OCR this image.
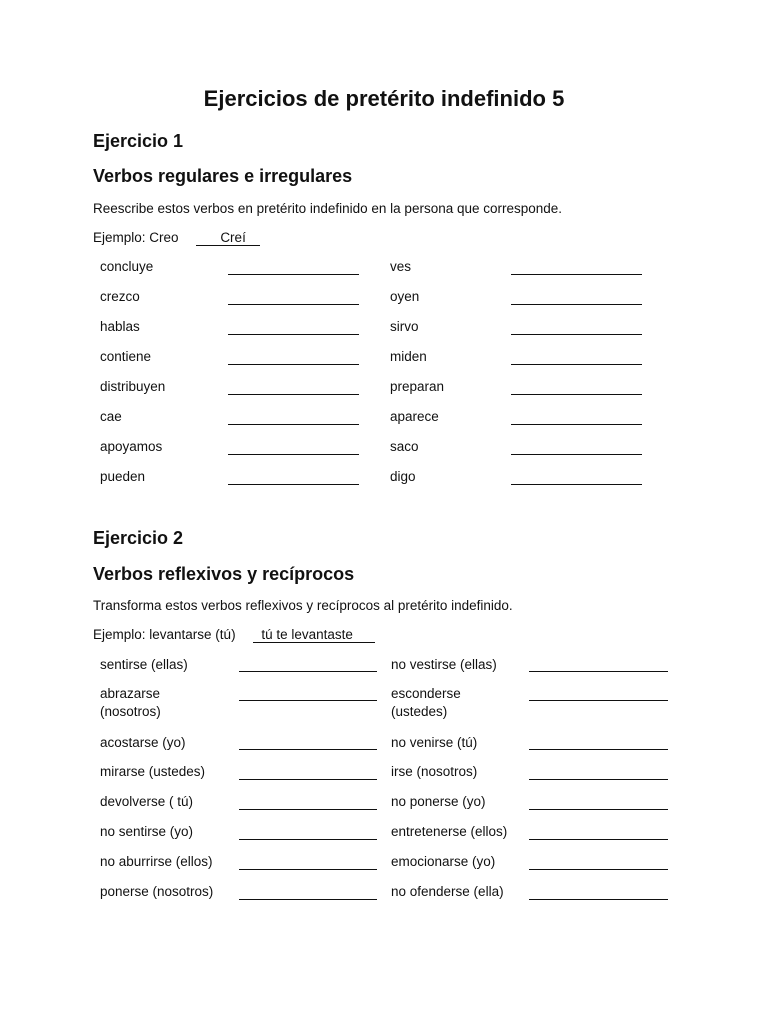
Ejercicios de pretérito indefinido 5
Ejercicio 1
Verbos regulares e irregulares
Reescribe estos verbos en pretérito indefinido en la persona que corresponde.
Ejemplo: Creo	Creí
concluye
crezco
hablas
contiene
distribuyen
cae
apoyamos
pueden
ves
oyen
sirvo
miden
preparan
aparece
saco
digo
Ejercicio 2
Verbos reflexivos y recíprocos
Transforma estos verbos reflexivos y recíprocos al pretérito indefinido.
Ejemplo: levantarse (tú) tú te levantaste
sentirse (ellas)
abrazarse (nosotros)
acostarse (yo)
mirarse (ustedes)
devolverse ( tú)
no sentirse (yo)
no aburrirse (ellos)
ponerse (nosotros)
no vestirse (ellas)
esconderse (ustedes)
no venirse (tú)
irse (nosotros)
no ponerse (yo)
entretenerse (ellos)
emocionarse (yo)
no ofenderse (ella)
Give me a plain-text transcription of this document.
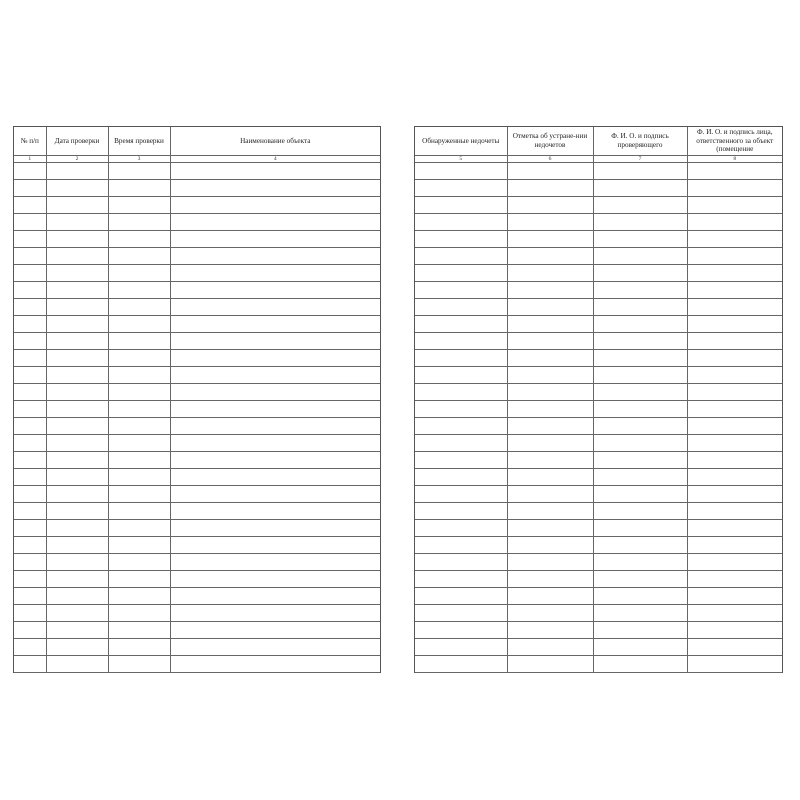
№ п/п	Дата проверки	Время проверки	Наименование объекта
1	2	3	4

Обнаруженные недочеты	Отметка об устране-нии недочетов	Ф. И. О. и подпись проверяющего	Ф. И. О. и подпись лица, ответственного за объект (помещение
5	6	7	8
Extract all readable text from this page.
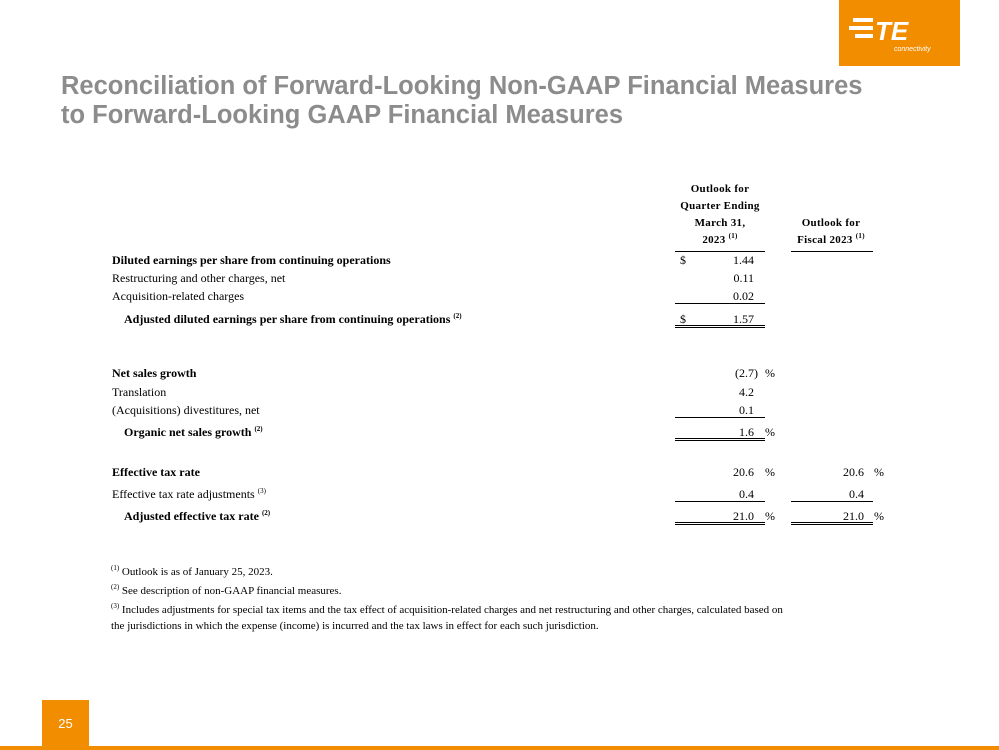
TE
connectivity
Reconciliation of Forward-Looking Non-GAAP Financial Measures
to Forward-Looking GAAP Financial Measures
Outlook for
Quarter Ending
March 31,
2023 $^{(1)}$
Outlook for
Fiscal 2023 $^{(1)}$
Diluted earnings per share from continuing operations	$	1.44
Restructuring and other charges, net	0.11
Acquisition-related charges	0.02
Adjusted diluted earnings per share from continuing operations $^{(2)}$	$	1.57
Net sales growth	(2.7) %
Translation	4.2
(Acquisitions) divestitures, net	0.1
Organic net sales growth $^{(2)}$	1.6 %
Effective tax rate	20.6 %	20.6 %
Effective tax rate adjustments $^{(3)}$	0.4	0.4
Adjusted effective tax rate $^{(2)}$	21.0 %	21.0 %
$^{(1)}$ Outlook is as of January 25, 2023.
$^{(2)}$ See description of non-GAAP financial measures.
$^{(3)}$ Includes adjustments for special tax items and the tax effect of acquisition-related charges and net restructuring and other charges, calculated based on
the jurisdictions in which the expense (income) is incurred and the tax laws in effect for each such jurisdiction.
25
◆ ◆ ◆ ◆ ◆
> [Problem to work on]:
In your copy, repeat each record exactly and include no pictures.

> [Exercise solution]:
OCR this image.
Ejercicios de pretérito indefinido 5
Ejercicio 1
Verbos regulares e irregulares
Reescribe estos verbos en pretérito indefinido en la persona que corresponde.
Ejemplo: Creo	Creí
concluye
crezco
hablas
contiene
distribuyen
cae
apoyamos
pueden
ves
oyen
sirvo
miden
preparan
aparece
saco
digo
Ejercicio 2
Verbos reflexivos y recíprocos
Transforma estos verbos reflexivos y recíprocos al pretérito indefinido.
Ejemplo: levantarse (tú) tú te levantaste
sentirse (ellas)
abrazarse (nosotros)
acostarse (yo)
mirarse (ustedes)
devolverse ( tú)
no sentirse (yo)
no aburrirse (ellos)
ponerse (nosotros)
no vestirse (ellas)
esconderse (ustedes)
no venirse (tú)
irse (nosotros)
no ponerse (yo)
entretenerse (ellos)
emocionarse (yo)
no ofenderse (ella)
Give me a plain-text transcription of this document.
№ п/п	Дата проверки	Время проверки	Наименование объекта
1	2	3	4

Обнаруженные недочеты	Отметка об устране-нии недочетов	Ф. И. О. и подпись проверяющего	Ф. И. О. и подпись лица, ответственного за объект (помещение
5	6	7	8
Extract all readable text from this page.
TE
connectivity
Reconciliation of Forward-Looking Non-GAAP Financial Measures
to Forward-Looking GAAP Financial Measures
Outlook for
Quarter Ending
March 31,
2023 $^{(1)}$
Outlook for
Fiscal 2023 $^{(1)}$
Diluted earnings per share from continuing operations	$	1.44
Restructuring and other charges, net	0.11
Acquisition-related charges	0.02
Adjusted diluted earnings per share from continuing operations $^{(2)}$	$	1.57
Net sales growth	(2.7) %
Translation	4.2
(Acquisitions) divestitures, net	0.1
Organic net sales growth $^{(2)}$	1.6 %
Effective tax rate	20.6 %	20.6 %
Effective tax rate adjustments $^{(3)}$	0.4	0.4
Adjusted effective tax rate $^{(2)}$	21.0 %	21.0 %
$^{(1)}$ Outlook is as of January 25, 2023.
$^{(2)}$ See description of non-GAAP financial measures.
$^{(3)}$ Includes adjustments for special tax items and the tax effect of acquisition-related charges and net restructuring and other charges, calculated based on
the jurisdictions in which the expense (income) is incurred and the tax laws in effect for each such jurisdiction.
25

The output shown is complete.